### RECORD EXTRACTS
— START —

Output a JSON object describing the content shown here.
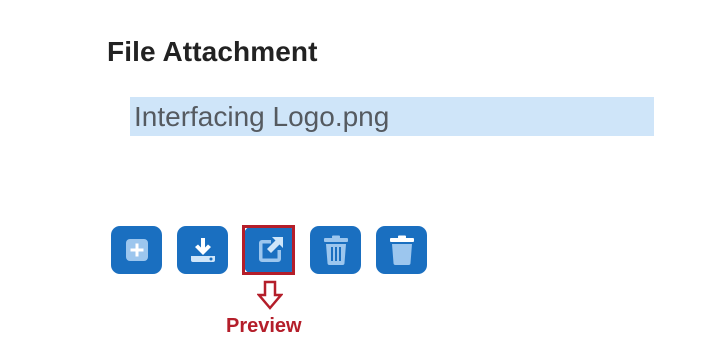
{
  "section": {
    "title": "File Attachment"
  },
  "attachments": [
    {
      "filename": "Interfacing Logo.png"
    }
  ],
  "toolbar": {
    "buttons": [
      {
        "name": "add-button",
        "icon": "plus-square-icon"
      },
      {
        "name": "download-button",
        "icon": "download-icon"
      },
      {
        "name": "preview-button",
        "icon": "open-external-icon"
      },
      {
        "name": "delete-all-button",
        "icon": "trash-can-icon"
      },
      {
        "name": "delete-button",
        "icon": "trash-icon"
      }
    ]
  },
  "annotation": {
    "label": "Preview",
    "color": "#b41e2a"
  },
  "colors": {
    "button_bg": "#1a6fc0",
    "icon_fill": "#cfe5f9",
    "selection_bg": "#cfe5f9"
  }
}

— END —

### WHAT THE TASK REQUIRES
Look through the data and gather every line with the string "download" in it.

### SOLUTION FOR THIS TASK
        "name": "download-button",
        "icon": "download-icon"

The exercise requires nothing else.